_AIM OF THE EXERCISE:_ Go through each line of the records below and count those with the word "Output"; give only the total.

_EXERCISE INPUT:_

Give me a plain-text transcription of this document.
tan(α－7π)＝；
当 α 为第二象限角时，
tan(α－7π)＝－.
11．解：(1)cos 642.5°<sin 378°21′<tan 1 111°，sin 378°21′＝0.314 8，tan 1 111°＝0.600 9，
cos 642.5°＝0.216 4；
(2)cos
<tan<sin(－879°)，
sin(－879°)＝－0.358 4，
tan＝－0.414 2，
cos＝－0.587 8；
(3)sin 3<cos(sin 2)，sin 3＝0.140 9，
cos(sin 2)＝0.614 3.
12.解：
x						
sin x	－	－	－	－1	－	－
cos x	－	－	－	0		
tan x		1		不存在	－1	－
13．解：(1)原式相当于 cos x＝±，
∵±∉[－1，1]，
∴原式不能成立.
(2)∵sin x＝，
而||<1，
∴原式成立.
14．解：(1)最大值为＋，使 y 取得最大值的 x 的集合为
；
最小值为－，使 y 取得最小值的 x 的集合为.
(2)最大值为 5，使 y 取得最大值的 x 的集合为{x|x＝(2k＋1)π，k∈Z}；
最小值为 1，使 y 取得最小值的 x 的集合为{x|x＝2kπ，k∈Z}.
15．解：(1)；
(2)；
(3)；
* * *
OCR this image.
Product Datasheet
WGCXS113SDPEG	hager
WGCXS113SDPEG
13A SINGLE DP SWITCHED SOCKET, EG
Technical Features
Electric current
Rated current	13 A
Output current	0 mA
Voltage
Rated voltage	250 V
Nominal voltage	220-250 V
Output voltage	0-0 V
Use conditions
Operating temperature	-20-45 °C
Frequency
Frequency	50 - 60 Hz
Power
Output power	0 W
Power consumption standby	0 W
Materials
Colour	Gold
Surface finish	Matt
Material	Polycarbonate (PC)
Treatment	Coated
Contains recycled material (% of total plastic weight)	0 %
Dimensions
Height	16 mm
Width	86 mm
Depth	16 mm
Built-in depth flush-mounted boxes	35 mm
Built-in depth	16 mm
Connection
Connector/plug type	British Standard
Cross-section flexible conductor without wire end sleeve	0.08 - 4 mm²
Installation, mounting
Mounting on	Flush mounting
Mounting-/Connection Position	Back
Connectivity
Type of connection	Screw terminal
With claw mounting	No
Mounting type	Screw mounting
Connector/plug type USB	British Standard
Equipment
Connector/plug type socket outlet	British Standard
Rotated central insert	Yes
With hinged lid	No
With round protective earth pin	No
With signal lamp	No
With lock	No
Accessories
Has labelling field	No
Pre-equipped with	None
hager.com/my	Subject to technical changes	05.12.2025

_EXERCISE ANSWER:_ 3